*THE REQUEST*: Check every line below for the string "title", and copy the lines that contain it.

*MATERIAL TO PROCESS*:
= = = = = = =
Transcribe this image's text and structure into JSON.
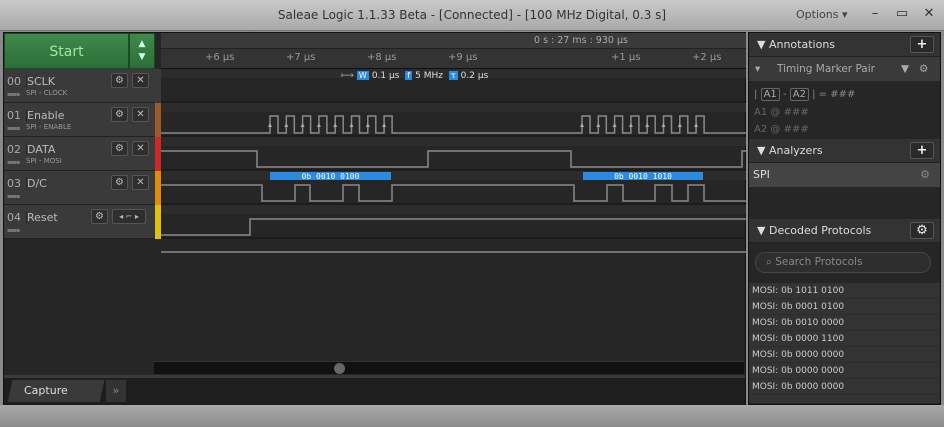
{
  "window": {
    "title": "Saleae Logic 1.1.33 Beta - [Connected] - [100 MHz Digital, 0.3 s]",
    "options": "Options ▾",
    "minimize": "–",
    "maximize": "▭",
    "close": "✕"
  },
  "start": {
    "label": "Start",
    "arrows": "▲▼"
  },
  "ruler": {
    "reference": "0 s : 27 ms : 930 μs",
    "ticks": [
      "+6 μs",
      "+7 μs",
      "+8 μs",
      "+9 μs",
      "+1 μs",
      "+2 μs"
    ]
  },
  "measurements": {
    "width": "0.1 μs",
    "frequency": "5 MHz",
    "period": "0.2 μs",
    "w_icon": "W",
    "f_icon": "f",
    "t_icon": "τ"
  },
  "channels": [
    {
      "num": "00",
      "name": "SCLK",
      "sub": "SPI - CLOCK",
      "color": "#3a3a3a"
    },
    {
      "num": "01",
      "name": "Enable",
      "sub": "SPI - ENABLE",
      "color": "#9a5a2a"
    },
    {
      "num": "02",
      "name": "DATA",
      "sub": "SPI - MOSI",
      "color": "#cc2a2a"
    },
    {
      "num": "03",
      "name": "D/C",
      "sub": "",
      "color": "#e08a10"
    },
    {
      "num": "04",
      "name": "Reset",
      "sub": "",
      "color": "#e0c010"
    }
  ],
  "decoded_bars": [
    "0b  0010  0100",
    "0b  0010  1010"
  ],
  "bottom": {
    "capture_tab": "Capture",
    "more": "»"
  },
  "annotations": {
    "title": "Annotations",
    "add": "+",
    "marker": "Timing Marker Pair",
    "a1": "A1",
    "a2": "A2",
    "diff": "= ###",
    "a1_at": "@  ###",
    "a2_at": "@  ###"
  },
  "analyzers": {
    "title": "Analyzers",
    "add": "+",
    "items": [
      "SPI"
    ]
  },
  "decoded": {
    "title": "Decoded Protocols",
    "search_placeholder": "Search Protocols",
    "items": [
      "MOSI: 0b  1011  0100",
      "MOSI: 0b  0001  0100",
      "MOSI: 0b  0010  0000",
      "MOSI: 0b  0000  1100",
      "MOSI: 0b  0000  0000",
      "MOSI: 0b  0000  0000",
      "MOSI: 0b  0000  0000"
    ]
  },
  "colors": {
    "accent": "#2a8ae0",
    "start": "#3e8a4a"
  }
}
= = = = = = =
*EXPECTED OUTPUT*:
    "title": "Saleae Logic 1.1.33 Beta - [Connected] - [100 MHz Digital, 0.3 s]",
    "title": "Annotations",
    "title": "Analyzers",
    "title": "Decoded Protocols",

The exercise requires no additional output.